*Aim*: Which lines below hold the word "niños"? Report each one.

....

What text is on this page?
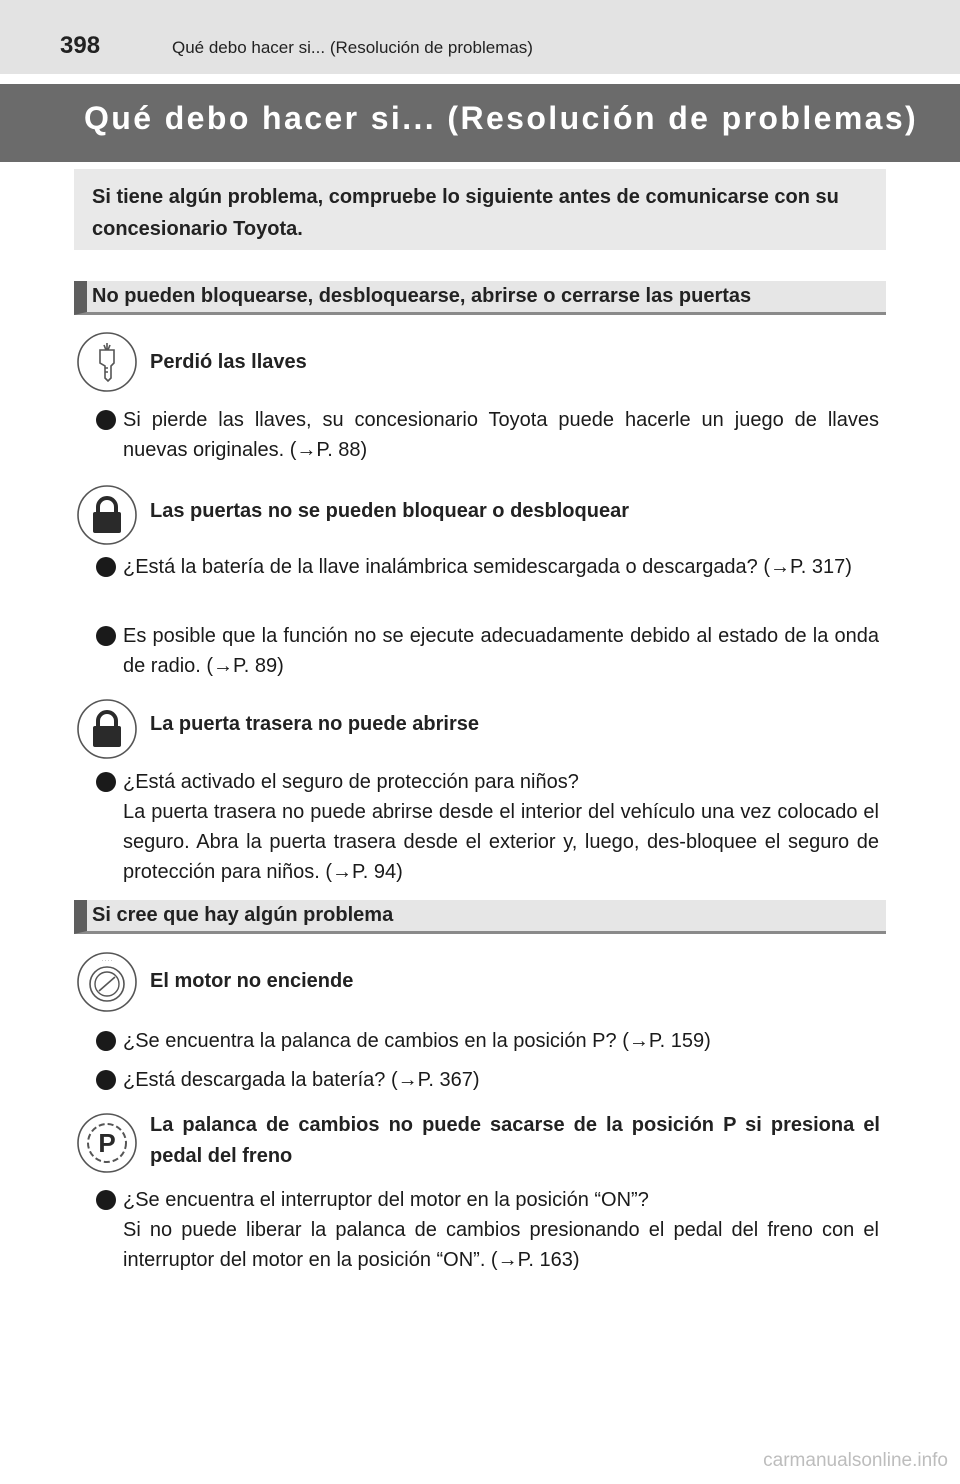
398	Qué debo hacer si... (Resolución de problemas)
Qué debo hacer si... (Resolución de problemas)
Si tiene algún problema, compruebe lo siguiente antes de comunicarse con su concesionario Toyota.
No pueden bloquearse, desbloquearse, abrirse o cerrarse las puertas
Perdió las llaves
Si pierde las llaves, su concesionario Toyota puede hacerle un juego de llaves nuevas originales. (→P. 88)
Las puertas no se pueden bloquear o desbloquear
¿Está la batería de la llave inalámbrica semidescargada o descargada? (→P. 317)
Es posible que la función no se ejecute adecuadamente debido al estado de la onda de radio. (→P. 89)
La puerta trasera no puede abrirse
¿Está activado el seguro de protección para niños?
La puerta trasera no puede abrirse desde el interior del vehículo una vez colocado el seguro. Abra la puerta trasera desde el exterior y, luego, des-bloquee el seguro de protección para niños. (→P. 94)
Si cree que hay algún problema
· · · ·
El motor no enciende
¿Se encuentra la palanca de cambios en la posición P? (→P. 159)
¿Está descargada la batería? (→P. 367)
P
La palanca de cambios no puede sacarse de la posición P si presiona el pedal del freno
¿Se encuentra el interruptor del motor en la posición “ON”?
Si no puede liberar la palanca de cambios presionando el pedal del freno con el interruptor del motor en la posición “ON”. (→P. 163)
carmanualsonline.info
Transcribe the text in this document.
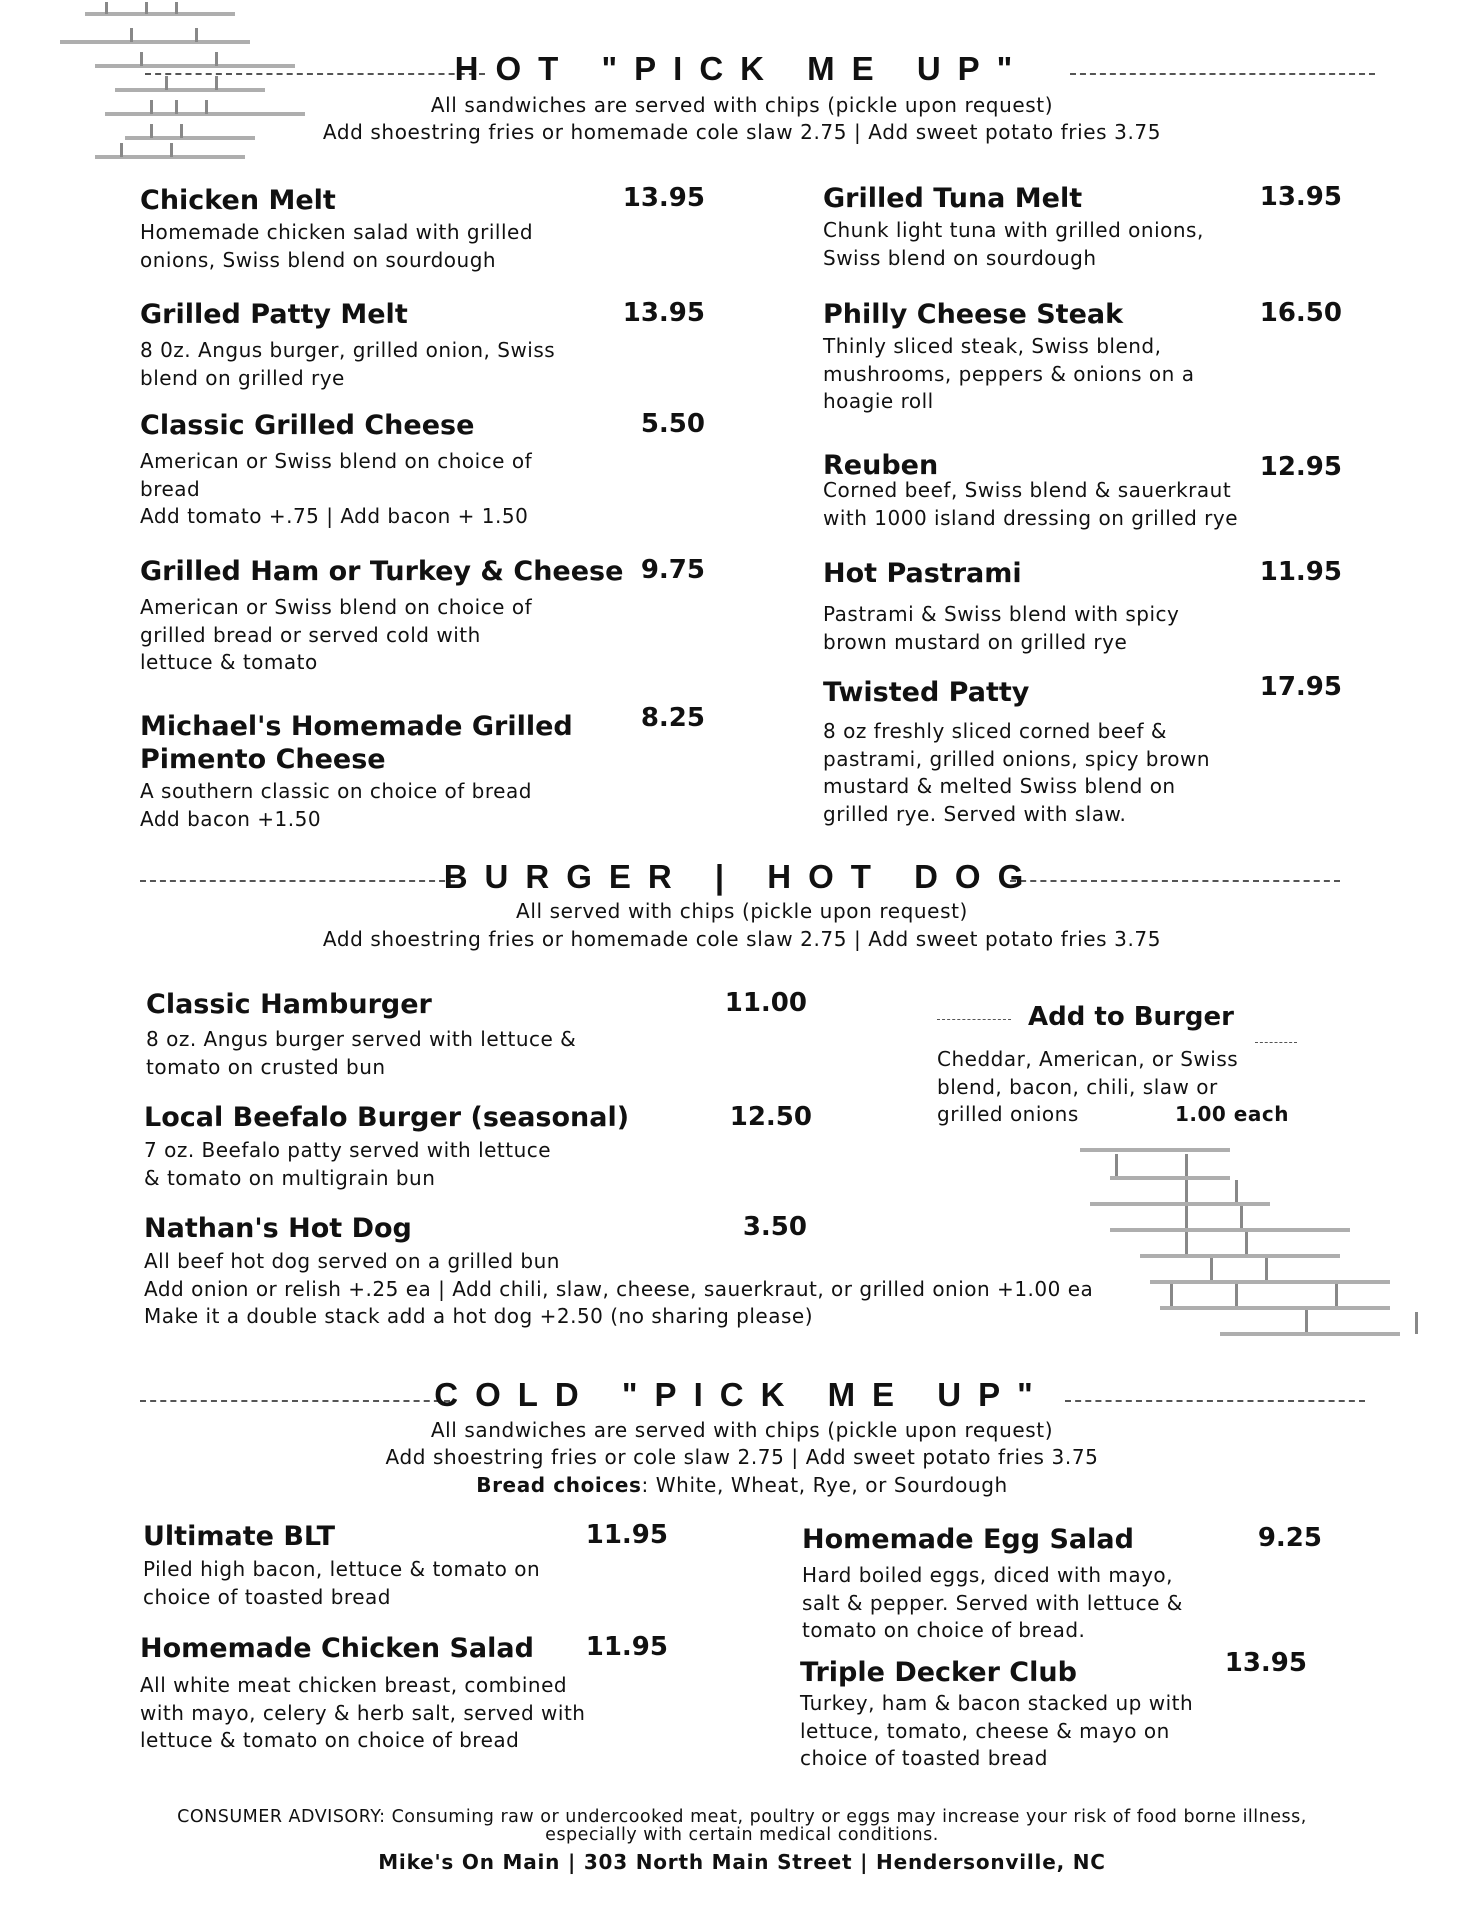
HOT "PICK ME UP"
All sandwiches are served with chips (pickle upon request)
Add shoestring fries or homemade cole slaw 2.75 | Add sweet potato fries 3.75
Chicken Melt	13.95
Homemade chicken salad with grilled
onions, Swiss blend on sourdough
Grilled Patty Melt	13.95
8 0z. Angus burger, grilled onion, Swiss
blend on grilled rye
Classic Grilled Cheese	5.50
American or Swiss blend on choice of
bread
Add tomato +.75 | Add bacon + 1.50
Grilled Ham or Turkey & Cheese 9.75
American or Swiss blend on choice of
grilled bread or served cold with
lettuce & tomato
Michael's Homemade Grilled
Pimento Cheese
8.25
A southern classic on choice of bread
Add bacon +1.50
Grilled Tuna Melt	13.95
Chunk light tuna with grilled onions,
Swiss blend on sourdough
Philly Cheese Steak	16.50
Thinly sliced steak, Swiss blend,
mushrooms, peppers & onions on a
hoagie roll
Reuben	12.95
Corned beef, Swiss blend & sauerkraut
with 1000 island dressing on grilled rye
Hot Pastrami	11.95
Pastrami & Swiss blend with spicy
brown mustard on grilled rye
Twisted Patty	17.95
8 oz freshly sliced corned beef &
pastrami, grilled onions, spicy brown
mustard & melted Swiss blend on
grilled rye. Served with slaw.
BURGER | HOT DOG
All served with chips (pickle upon request)
Add shoestring fries or homemade cole slaw 2.75 | Add sweet potato fries 3.75
Classic Hamburger	11.00
8 oz. Angus burger served with lettuce &
tomato on crusted bun
Local Beefalo Burger (seasonal)	12.50
7 oz. Beefalo patty served with lettuce
& tomato on multigrain bun
Nathan's Hot Dog	3.50
All beef hot dog served on a grilled bun
Add onion or relish +.25 ea | Add chili, slaw, cheese, sauerkraut, or grilled onion +1.00 ea
Make it a double stack add a hot dog +2.50 (no sharing please)
Add to Burger
Cheddar, American, or Swiss
blend, bacon, chili, slaw or
grilled onions	1.00 each
COLD "PICK ME UP"
All sandwiches are served with chips (pickle upon request)
Add shoestring fries or cole slaw 2.75 | Add sweet potato fries 3.75
Bread choices: White, Wheat, Rye, or Sourdough
Ultimate BLT	11.95
Piled high bacon, lettuce & tomato on
choice of toasted bread
Homemade Chicken Salad	11.95
All white meat chicken breast, combined
with mayo, celery & herb salt, served with
lettuce & tomato on choice of bread
Homemade Egg Salad	9.25
Hard boiled eggs, diced with mayo,
salt & pepper. Served with lettuce &
tomato on choice of bread.
Triple Decker Club	13.95
Turkey, ham & bacon stacked up with
lettuce, tomato, cheese & mayo on
choice of toasted bread
CONSUMER ADVISORY: Consuming raw or undercooked meat, poultry or eggs may increase your risk of food borne illness,
especially with certain medical conditions.
Mike's On Main | 303 North Main Street | Hendersonville, NC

....

*Expected answer*:
¿Está activado el seguro de protección para niños?
La puerta trasera no puede abrirse desde el interior del vehículo una vez colocado el seguro. Abra la puerta trasera desde el exterior y, luego, des-bloquee el seguro de protección para niños. (→P. 94)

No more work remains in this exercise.